─── Selection ───

Understanding Market Cap, Enterprise Value, EBIT Yield, EBITDA Yield, and P/E can help you make better investing decisions and help you choose the best stocks for your portfolio.

Market cap ignores debt. Two companies with identical earnings but very different debt levels will have the same P/E ratio - yet one is far more expensive to own than the other.

Enterprise value fixes this. Here is how to use it to compare companies properly.

 

Different types of valuation ratios

When you see a company’s P/E ratio you may know it shows a company’s valuation comparing its market value to its after tax profits.

You also know what earnings before interest and taxes (EBIT) and earnings before interest, taxes, depreciation, and amortisation (EBITDA) from seeing them a few times I am sure. But do you know these numbers can be also be used to value and compare companies you are thinking of buying?

When using these ratios, it is important to understand how each shows a different part of a company’s income statement and that affects their usefulness. Some valuation ratios work better than others and understanding these basics can help you choose the best companies that meet your investment strategy.

 

Start with the familiar P/E

Let’s start with one of the most common valuation ratios.

─── Dataset content ───

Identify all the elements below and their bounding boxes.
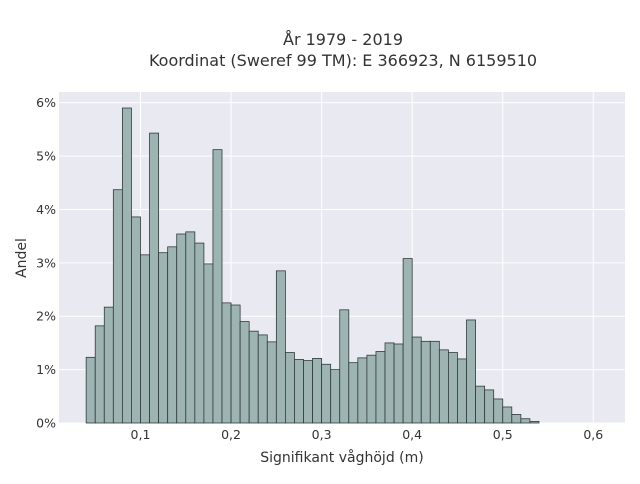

───

Things to do:
- 1) In the text on valuation ratios, what does market cap ignore?
- 2) Extract the passage of the valuation ratios text from "Different types of" up to and including "your investment strategy.", word for word.
- 3) Write what comes next in the text on valuation ratios, picking up after its final sentence.

Per-task answers:
- 1) Debt.

- 2)
Different types of valuation ratios

When you see a company’s P/E ratio you may know it shows a company’s valuation comparing its market value to its after tax profits.

You also know what earnings before interest and taxes (EBIT) and earnings before interest, taxes, depreciation, and amortisation (EBITDA) from seeing them a few times I am sure. But do you know these numbers can be also be used to value and compare companies you are thinking of buying?

When using these ratios, it is important to understand how each shows a different part of a company’s income statement and that affects their usefulness. Some valuation ratios work better than others and understanding these basics can help you choose the best companies that meet your investment strategy.

- 3)
The Price to earnings or P/E ratio is calculated as follows: 

P/E ratio = price per share / earnings per share (EPS)

You can calculate EPS as follows:

EPS = Net Income after Tax / total shares outstanding

Instead of using per share values you can also calculate the P/E ratio like this:

P/E = Market Capitalization / Net Income

 

Market capitalization = share price x number of outstanding shares

 

You can see that the price to earnings ratio (P/E ratio) measures the level of a company’s stock price relative to its after tax profit per share, and you can use it to get an idea of a company’s valuation. 

For example, a company is trading at 15 times after tax profits has a P/E ratio of 15.

 

What about EBIT and EBITDA

Earnings Before Interest and Taxes (EBIT) describe a company's profitability as sales minus operating expenses (OPEX). It is also known as operating income and you calculate it as follows:

EBIT = Sales – Cost of Sales - Operating Expenses (calculating from the top of the income statement)

or

EBIT = Net Income + Interest + Taxes (calculating from the bottom of the income statement)

 

Earnings before interest, taxes, depreciation, and amortization (EBITDA), on the other hand, show you operating profit without depreciation and amortization (both non-cash expenses).

You can use it to get an idea of the cash profits or as close to it a company makes. 

This makes it helpful to compare to the debt levels of highly leveraged companies or very capital intensive companies with high levels of depreciation.

Because of high depreciation and interest these companies often report losses, and you can use EBITDA to show the earnings available to pay debt.

This is how EBITDA is calculated: 

EBITDA = Operating Profit + Depreciation Expense + Amortization Expense

or

EBITDA = Net Profit + Interest +Taxes + Depreciation + Amortization

Both EBIT and EBITDA show profits available to equity and debt holders, because they show income before deducting interest payments on debt.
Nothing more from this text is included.